- Task brief: Are you able to quote each entry exactly as written?
+ + +
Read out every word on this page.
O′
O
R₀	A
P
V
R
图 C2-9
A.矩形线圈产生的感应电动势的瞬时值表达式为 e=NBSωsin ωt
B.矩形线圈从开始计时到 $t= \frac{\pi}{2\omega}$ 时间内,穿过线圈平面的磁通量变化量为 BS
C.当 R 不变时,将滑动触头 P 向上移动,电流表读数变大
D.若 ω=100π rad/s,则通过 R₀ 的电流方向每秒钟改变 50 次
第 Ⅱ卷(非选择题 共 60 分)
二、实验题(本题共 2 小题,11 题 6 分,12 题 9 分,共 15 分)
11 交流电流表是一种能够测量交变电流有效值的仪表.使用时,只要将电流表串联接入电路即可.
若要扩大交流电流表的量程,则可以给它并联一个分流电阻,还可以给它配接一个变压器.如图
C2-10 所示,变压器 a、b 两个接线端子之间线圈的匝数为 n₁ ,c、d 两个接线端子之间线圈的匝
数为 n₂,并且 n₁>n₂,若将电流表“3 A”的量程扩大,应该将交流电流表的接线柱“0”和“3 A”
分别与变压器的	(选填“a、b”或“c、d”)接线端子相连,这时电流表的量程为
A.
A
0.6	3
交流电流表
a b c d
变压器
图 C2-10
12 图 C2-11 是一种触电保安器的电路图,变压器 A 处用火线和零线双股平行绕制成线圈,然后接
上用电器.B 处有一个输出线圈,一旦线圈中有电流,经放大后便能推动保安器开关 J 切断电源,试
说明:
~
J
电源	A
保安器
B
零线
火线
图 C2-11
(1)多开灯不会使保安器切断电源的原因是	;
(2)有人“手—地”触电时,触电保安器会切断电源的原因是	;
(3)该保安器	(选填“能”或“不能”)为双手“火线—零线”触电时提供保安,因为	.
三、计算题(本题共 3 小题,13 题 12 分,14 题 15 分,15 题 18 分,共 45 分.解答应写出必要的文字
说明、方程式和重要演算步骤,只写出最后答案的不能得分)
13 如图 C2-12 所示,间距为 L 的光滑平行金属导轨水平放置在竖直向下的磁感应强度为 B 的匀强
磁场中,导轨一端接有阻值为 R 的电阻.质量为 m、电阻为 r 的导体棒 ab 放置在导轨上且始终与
+ + +
- Solution to this task:
Read out every word on this page.
O′
O
R₀	A
P
V
R
图 C2-9
A.矩形线圈产生的感应电动势的瞬时值表达式为 e=NBSωsin ωt
B.矩形线圈从开始计时到 $t= \frac{\pi}{2\omega}$ 时间内,穿过线圈平面的磁通量变化量为 BS
C.当 R 不变时,将滑动触头 P 向上移动,电流表读数变大
D.若 ω=100π rad/s,则通过 R₀ 的电流方向每秒钟改变 50 次
第 Ⅱ卷(非选择题 共 60 分)
二、实验题(本题共 2 小题,11 题 6 分,12 题 9 分,共 15 分)
11 交流电流表是一种能够测量交变电流有效值的仪表.使用时,只要将电流表串联接入电路即可.
若要扩大交流电流表的量程,则可以给它并联一个分流电阻,还可以给它配接一个变压器.如图
C2-10 所示,变压器 a、b 两个接线端子之间线圈的匝数为 n₁ ,c、d 两个接线端子之间线圈的匝
数为 n₂,并且 n₁>n₂,若将电流表“3 A”的量程扩大,应该将交流电流表的接线柱“0”和“3 A”
分别与变压器的	(选填“a、b”或“c、d”)接线端子相连,这时电流表的量程为
A.
A
0.6	3
交流电流表
a b c d
变压器
图 C2-10
12 图 C2-11 是一种触电保安器的电路图,变压器 A 处用火线和零线双股平行绕制成线圈,然后接
上用电器.B 处有一个输出线圈,一旦线圈中有电流,经放大后便能推动保安器开关 J 切断电源,试
说明:
~
J
电源	A
保安器
B
零线
火线
图 C2-11
(1)多开灯不会使保安器切断电源的原因是	;
(2)有人“手—地”触电时,触电保安器会切断电源的原因是	;
(3)该保安器	(选填“能”或“不能”)为双手“火线—零线”触电时提供保安,因为	.
三、计算题(本题共 3 小题,13 题 12 分,14 题 15 分,15 题 18 分,共 45 分.解答应写出必要的文字
说明、方程式和重要演算步骤,只写出最后答案的不能得分)
13 如图 C2-12 所示,间距为 L 的光滑平行金属导轨水平放置在竖直向下的磁感应强度为 B 的匀强
磁场中,导轨一端接有阻值为 R 的电阻.质量为 m、电阻为 r 的导体棒 ab 放置在导轨上且始终与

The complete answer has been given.